Using the listing below, report all lines holding the word "我们坚信".

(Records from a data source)
**********
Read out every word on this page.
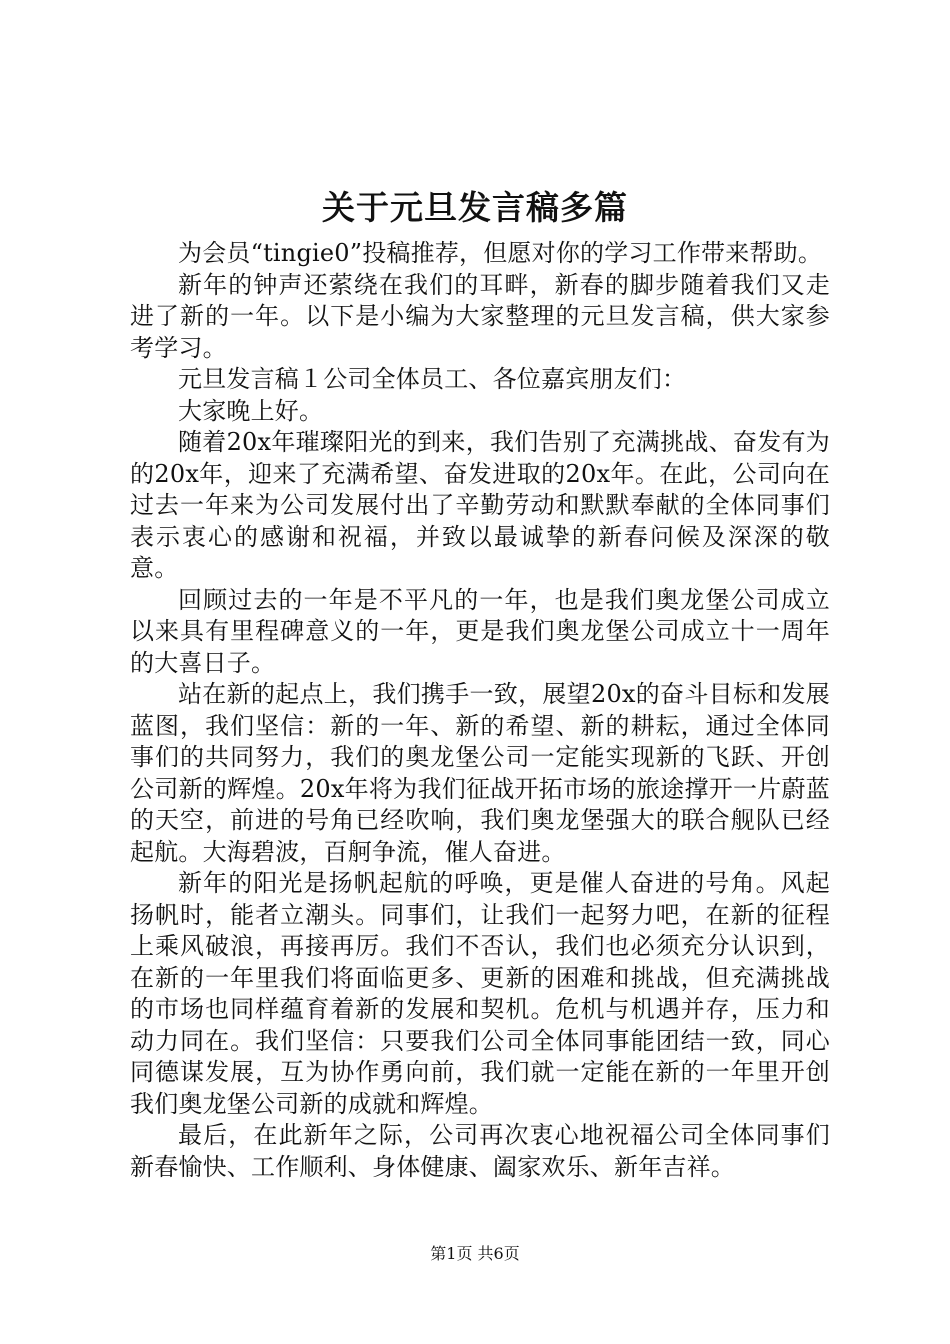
关于元旦发言稿多篇

为会员“tingie0”投稿推荐，但愿对你的学习工作带来帮助。

新年的钟声还萦绕在我们的耳畔，新春的脚步随着我们又走进了新的一年。以下是小编为大家整理的元旦发言稿，供大家参考学习。

元旦发言稿１公司全体员工、各位嘉宾朋友们：

大家晚上好。

随着20x年璀璨阳光的到来，我们告别了充满挑战、奋发有为的20x年，迎来了充满希望、奋发进取的20x年。在此，公司向在过去一年来为公司发展付出了辛勤劳动和默默奉献的全体同事们表示衷心的感谢和祝福，并致以最诚挚的新春问候及深深的敬意。

回顾过去的一年是不平凡的一年，也是我们奥龙堡公司成立以来具有里程碑意义的一年，更是我们奥龙堡公司成立十一周年的大喜日子。

站在新的起点上，我们携手一致，展望20x的奋斗目标和发展蓝图，我们坚信：新的一年、新的希望、新的耕耘，通过全体同事们的共同努力，我们的奥龙堡公司一定能实现新的飞跃、开创公司新的辉煌。20x年将为我们征战开拓市场的旅途撑开一片蔚蓝的天空，前进的号角已经吹响，我们奥龙堡强大的联合舰队已经起航。大海碧波，百舸争流，催人奋进。

新年的阳光是扬帆起航的呼唤，更是催人奋进的号角。风起扬帆时，能者立潮头。同事们，让我们一起努力吧，在新的征程上乘风破浪，再接再厉。我们不否认，我们也必须充分认识到，在新的一年里我们将面临更多、更新的困难和挑战，但充满挑战的市场也同样蕴育着新的发展和契机。危机与机遇并存，压力和动力同在。我们坚信：只要我们公司全体同事能团结一致，同心同德谋发展，互为协作勇向前，我们就一定能在新的一年里开创我们奥龙堡公司新的成就和辉煌。

最后，在此新年之际，公司再次衷心地祝福公司全体同事们新春愉快、工作顺利、身体健康、阖家欢乐、新年吉祥。

第1页 共6页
**********
ANSWER IN FULL —
站在新的起点上，我们携手一致，展望20x的奋斗目标和发展蓝图，我们坚信：新的一年、新的希望、新的耕耘，通过全体同事们的共同努力，我们的奥龙堡公司一定能实现新的飞跃、开创公司新的辉煌。20x年将为我们征战开拓市场的旅途撑开一片蔚蓝的天空，前进的号角已经吹响，我们奥龙堡强大的联合舰队已经起航。大海碧波，百舸争流，催人奋进。
新年的阳光是扬帆起航的呼唤，更是催人奋进的号角。风起扬帆时，能者立潮头。同事们，让我们一起努力吧，在新的征程上乘风破浪，再接再厉。我们不否认，我们也必须充分认识到，在新的一年里我们将面临更多、更新的困难和挑战，但充满挑战的市场也同样蕴育着新的发展和契机。危机与机遇并存，压力和动力同在。我们坚信：只要我们公司全体同事能团结一致，同心同德谋发展，互为协作勇向前，我们就一定能在新的一年里开创我们奥龙堡公司新的成就和辉煌。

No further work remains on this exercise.